** begin Data supplied **

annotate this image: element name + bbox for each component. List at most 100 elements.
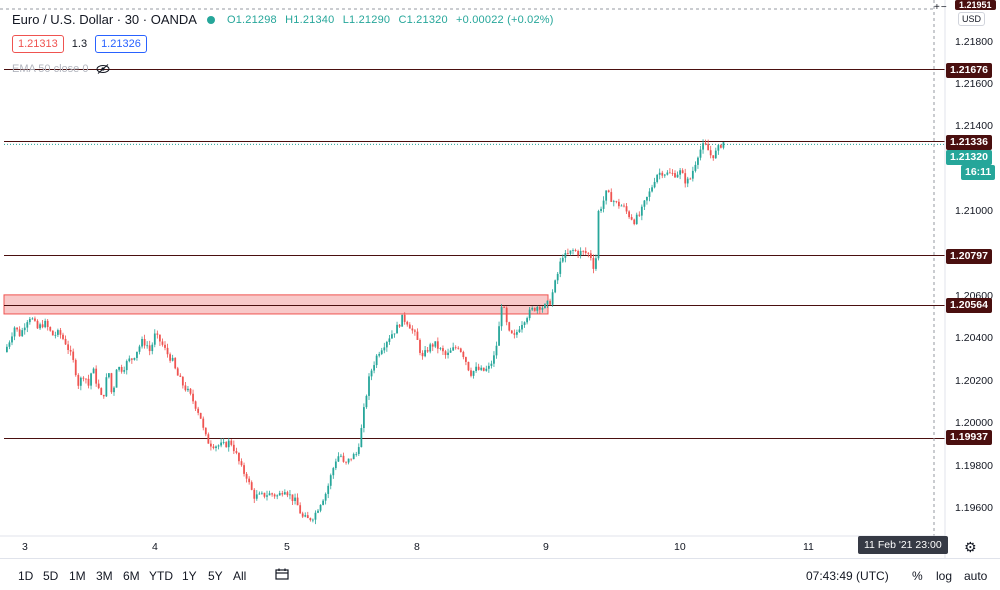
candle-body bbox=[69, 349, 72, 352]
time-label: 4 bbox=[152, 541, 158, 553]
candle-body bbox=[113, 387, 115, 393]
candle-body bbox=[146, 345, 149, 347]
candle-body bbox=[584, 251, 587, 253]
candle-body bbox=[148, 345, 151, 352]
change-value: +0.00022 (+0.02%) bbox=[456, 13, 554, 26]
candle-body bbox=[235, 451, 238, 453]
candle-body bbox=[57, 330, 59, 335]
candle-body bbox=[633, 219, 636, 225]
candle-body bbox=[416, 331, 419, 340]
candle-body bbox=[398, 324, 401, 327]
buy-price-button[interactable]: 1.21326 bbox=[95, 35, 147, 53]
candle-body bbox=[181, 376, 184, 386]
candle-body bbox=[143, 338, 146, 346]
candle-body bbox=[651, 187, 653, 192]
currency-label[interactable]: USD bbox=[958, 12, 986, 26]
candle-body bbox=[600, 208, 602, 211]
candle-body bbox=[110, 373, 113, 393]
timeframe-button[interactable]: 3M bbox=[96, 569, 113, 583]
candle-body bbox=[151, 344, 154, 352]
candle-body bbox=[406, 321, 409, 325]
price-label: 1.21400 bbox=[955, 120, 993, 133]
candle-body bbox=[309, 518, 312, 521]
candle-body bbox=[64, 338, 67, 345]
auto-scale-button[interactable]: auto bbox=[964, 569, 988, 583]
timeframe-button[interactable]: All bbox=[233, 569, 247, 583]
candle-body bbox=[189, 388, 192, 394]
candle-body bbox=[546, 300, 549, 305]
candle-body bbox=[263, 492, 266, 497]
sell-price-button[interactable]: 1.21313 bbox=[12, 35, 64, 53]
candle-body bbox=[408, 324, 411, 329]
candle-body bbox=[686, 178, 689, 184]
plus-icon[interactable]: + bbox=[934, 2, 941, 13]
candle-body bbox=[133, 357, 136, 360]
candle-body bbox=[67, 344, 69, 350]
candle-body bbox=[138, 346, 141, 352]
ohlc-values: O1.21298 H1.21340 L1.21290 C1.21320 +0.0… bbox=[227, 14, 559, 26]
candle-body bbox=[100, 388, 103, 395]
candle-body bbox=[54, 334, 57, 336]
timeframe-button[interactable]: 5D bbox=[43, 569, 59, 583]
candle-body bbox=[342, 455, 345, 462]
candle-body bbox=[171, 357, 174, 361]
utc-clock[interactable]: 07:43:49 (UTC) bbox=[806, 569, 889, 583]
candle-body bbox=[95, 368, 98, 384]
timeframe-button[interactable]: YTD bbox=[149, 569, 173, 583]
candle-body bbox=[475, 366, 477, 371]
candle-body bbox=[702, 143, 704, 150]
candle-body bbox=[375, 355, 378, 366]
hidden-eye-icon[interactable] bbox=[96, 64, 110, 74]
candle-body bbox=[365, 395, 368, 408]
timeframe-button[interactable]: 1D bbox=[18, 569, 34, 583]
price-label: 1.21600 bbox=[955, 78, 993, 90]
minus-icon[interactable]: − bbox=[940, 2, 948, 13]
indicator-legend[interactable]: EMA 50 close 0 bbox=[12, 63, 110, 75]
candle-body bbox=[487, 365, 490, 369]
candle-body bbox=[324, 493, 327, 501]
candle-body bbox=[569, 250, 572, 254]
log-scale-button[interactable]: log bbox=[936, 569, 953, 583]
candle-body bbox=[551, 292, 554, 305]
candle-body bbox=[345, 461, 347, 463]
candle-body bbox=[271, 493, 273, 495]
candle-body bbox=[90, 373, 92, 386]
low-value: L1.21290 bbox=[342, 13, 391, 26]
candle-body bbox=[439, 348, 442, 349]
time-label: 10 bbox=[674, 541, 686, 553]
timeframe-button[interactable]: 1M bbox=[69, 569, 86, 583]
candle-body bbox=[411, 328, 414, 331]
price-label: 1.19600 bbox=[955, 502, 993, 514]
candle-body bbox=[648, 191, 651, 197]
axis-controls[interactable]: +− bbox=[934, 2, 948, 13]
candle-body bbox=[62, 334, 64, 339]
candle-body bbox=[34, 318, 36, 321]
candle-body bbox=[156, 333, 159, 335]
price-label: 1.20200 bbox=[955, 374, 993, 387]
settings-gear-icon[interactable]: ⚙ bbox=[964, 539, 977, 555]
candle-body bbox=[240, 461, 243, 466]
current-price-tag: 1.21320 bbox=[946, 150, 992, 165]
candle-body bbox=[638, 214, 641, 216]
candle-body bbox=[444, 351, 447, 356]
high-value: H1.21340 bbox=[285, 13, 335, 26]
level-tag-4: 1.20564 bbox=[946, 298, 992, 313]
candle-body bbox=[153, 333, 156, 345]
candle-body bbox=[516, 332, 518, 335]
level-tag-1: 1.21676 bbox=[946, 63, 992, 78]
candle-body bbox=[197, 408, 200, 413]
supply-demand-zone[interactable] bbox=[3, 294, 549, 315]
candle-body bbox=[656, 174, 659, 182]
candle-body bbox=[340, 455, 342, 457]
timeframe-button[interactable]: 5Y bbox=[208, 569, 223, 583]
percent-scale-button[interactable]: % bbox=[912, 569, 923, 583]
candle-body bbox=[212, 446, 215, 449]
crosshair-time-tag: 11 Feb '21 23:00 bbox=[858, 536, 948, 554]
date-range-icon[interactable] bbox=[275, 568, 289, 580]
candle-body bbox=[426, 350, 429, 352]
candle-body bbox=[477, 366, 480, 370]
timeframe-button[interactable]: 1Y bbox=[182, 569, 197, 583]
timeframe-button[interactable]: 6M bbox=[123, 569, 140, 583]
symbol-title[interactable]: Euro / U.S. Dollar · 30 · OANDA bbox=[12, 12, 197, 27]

** end Data supplied **

What you should do: Please pull out each line in the records above that contains the string "label". Case matters.

Output for this exercise:
time-label: 4 bbox=[152, 541, 158, 553]
currency-label[interactable]: USD bbox=[958, 12, 986, 26]
price-label: 1.21400 bbox=[955, 120, 993, 133]
price-label: 1.21600 bbox=[955, 78, 993, 90]
time-label: 10 bbox=[674, 541, 686, 553]
price-label: 1.19600 bbox=[955, 502, 993, 514]
price-label: 1.20200 bbox=[955, 374, 993, 387]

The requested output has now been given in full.